AIM OF THE TASK: Whenever a line in the data holds the string "JSON", copy that line.

MATERIAL SHOWN:
'''
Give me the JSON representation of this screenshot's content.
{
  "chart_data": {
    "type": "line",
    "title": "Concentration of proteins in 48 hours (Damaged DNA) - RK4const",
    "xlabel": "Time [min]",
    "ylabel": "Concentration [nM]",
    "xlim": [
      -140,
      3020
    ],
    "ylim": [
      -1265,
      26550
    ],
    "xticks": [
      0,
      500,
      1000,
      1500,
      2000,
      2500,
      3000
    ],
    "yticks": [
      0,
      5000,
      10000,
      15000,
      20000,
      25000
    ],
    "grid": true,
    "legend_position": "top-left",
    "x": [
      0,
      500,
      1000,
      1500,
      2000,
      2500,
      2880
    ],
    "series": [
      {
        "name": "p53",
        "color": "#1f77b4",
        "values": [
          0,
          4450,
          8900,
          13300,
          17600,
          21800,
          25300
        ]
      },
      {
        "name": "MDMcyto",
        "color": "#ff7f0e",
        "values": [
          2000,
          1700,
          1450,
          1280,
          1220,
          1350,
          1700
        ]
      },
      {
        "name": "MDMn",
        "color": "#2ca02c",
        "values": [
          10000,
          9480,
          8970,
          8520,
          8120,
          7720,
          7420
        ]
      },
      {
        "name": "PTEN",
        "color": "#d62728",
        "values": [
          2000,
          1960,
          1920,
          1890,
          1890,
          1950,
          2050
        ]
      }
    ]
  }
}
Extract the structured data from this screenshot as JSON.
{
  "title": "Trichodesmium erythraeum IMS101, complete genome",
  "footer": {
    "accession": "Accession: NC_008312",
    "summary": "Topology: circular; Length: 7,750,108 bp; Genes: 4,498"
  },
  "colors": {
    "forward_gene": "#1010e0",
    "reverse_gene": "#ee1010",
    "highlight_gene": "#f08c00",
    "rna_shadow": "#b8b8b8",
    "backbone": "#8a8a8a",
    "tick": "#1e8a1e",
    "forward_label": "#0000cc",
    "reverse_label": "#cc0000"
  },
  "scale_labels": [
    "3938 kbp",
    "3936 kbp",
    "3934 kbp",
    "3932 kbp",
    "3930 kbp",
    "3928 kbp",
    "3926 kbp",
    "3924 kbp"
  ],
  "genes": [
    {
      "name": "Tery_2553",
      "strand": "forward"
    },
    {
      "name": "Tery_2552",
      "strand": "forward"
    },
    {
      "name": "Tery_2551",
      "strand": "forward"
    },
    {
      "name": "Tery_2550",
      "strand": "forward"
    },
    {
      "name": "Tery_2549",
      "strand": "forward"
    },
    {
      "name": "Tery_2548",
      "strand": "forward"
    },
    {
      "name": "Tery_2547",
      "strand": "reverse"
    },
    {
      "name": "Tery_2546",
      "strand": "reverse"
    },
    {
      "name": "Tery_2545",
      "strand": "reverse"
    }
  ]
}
'''
'''
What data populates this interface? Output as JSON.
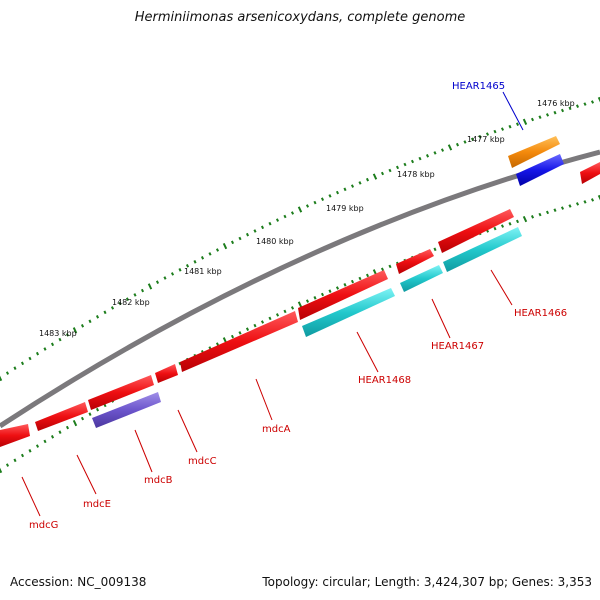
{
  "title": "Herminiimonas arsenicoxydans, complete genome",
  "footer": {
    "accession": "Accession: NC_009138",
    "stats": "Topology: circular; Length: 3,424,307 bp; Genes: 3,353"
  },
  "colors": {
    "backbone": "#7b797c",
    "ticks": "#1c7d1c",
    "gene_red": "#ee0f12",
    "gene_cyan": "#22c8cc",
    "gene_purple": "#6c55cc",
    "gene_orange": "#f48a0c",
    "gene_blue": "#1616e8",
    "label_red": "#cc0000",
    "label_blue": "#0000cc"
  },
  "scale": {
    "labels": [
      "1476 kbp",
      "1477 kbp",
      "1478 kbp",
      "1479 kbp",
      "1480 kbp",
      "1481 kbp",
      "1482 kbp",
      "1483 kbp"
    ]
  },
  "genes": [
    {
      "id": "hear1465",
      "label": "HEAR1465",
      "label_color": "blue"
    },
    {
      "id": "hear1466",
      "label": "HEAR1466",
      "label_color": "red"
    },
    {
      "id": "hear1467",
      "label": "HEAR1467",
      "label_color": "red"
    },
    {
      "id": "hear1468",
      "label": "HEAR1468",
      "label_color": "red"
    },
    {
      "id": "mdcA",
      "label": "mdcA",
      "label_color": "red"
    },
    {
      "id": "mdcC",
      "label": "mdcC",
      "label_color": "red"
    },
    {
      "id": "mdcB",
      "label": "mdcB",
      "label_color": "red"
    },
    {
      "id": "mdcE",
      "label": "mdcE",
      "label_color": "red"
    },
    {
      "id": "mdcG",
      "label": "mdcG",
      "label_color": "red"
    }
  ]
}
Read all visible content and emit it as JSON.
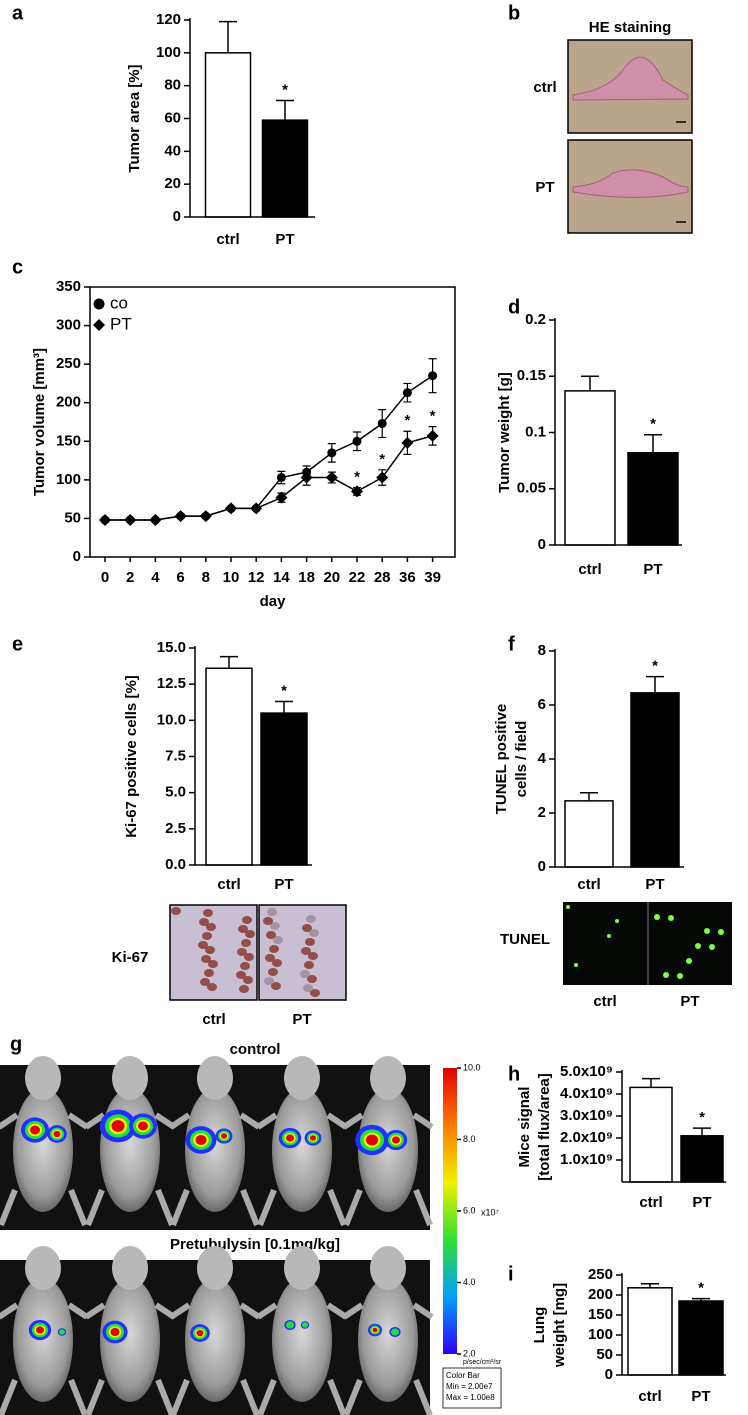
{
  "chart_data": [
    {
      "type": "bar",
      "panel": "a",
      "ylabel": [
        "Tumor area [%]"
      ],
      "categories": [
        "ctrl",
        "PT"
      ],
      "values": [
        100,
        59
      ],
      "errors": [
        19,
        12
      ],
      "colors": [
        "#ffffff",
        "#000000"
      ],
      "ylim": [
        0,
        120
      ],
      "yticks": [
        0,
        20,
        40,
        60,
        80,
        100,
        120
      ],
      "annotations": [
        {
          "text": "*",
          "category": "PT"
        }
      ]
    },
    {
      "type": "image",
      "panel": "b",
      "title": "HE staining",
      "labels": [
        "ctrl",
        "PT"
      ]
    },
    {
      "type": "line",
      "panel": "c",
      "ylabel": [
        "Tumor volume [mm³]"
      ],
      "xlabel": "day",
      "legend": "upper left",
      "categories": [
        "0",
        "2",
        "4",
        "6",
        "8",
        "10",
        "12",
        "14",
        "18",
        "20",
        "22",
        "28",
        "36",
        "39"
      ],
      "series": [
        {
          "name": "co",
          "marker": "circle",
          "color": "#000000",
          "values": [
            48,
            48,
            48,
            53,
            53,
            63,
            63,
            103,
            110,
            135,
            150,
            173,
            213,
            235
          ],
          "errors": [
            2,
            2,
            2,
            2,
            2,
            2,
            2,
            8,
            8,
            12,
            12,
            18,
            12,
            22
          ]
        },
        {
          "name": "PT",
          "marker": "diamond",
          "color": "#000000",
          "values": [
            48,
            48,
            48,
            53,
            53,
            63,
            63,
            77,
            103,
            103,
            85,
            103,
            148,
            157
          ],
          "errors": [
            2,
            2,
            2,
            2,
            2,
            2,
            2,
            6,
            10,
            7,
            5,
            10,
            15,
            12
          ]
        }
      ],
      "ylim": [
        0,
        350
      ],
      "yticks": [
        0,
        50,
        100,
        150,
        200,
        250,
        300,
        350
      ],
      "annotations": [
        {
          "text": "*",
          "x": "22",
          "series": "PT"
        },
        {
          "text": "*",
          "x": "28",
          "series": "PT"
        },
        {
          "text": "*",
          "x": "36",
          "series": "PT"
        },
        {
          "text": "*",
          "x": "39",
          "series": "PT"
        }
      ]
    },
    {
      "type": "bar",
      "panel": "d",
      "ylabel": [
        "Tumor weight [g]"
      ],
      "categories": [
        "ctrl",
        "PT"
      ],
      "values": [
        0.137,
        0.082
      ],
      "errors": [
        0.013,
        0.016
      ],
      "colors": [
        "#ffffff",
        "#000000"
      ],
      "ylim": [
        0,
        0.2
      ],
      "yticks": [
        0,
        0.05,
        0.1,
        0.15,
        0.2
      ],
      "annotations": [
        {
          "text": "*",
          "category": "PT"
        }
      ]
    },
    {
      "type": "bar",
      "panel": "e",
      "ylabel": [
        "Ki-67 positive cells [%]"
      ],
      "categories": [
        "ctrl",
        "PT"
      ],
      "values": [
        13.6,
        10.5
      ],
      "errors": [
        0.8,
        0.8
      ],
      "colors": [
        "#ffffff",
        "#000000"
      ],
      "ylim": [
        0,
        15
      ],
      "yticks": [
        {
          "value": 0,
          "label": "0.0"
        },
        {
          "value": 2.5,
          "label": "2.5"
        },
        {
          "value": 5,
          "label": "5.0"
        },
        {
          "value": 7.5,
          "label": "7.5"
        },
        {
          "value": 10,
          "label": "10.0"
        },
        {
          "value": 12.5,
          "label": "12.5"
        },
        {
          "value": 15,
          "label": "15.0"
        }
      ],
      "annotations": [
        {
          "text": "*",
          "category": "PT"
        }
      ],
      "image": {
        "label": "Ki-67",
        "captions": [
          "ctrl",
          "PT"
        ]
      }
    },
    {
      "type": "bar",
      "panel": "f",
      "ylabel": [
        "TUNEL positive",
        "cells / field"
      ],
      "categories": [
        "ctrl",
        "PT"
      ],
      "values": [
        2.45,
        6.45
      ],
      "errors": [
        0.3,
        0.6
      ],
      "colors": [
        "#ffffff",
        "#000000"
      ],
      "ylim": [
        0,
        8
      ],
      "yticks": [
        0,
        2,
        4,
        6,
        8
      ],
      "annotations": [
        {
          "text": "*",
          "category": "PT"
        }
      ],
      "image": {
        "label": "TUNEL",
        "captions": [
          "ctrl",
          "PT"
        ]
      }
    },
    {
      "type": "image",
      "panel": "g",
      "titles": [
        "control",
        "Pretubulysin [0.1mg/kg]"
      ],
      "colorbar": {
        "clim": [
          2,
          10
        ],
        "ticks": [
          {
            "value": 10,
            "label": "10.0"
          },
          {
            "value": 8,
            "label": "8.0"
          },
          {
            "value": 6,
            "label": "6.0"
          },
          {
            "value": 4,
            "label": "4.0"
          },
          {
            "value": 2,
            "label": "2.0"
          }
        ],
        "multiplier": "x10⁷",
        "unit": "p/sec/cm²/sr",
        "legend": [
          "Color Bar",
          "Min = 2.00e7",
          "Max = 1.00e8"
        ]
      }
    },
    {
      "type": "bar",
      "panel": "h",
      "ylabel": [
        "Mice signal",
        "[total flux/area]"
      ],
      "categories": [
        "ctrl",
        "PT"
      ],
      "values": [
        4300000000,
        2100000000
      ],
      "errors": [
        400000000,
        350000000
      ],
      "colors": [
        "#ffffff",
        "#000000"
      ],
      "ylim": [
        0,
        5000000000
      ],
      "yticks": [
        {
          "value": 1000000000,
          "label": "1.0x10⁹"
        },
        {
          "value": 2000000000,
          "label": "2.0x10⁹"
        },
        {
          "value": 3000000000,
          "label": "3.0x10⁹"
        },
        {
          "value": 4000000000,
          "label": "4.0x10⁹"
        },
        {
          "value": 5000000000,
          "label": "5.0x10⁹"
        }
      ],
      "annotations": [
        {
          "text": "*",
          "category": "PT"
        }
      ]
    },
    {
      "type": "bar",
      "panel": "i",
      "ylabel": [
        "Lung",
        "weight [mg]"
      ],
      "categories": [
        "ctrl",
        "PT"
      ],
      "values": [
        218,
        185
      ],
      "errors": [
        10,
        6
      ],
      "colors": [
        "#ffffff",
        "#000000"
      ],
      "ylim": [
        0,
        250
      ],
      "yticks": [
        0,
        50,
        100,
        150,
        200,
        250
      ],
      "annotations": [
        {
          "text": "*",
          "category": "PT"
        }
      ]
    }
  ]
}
'''
EXERCISE ANSWER:
Give me the JSON representation of this screenshot's content.
Extract the structured data from this screenshot as JSON.
What data populates this interface? Output as JSON.
Read all visible content and emit it as JSON.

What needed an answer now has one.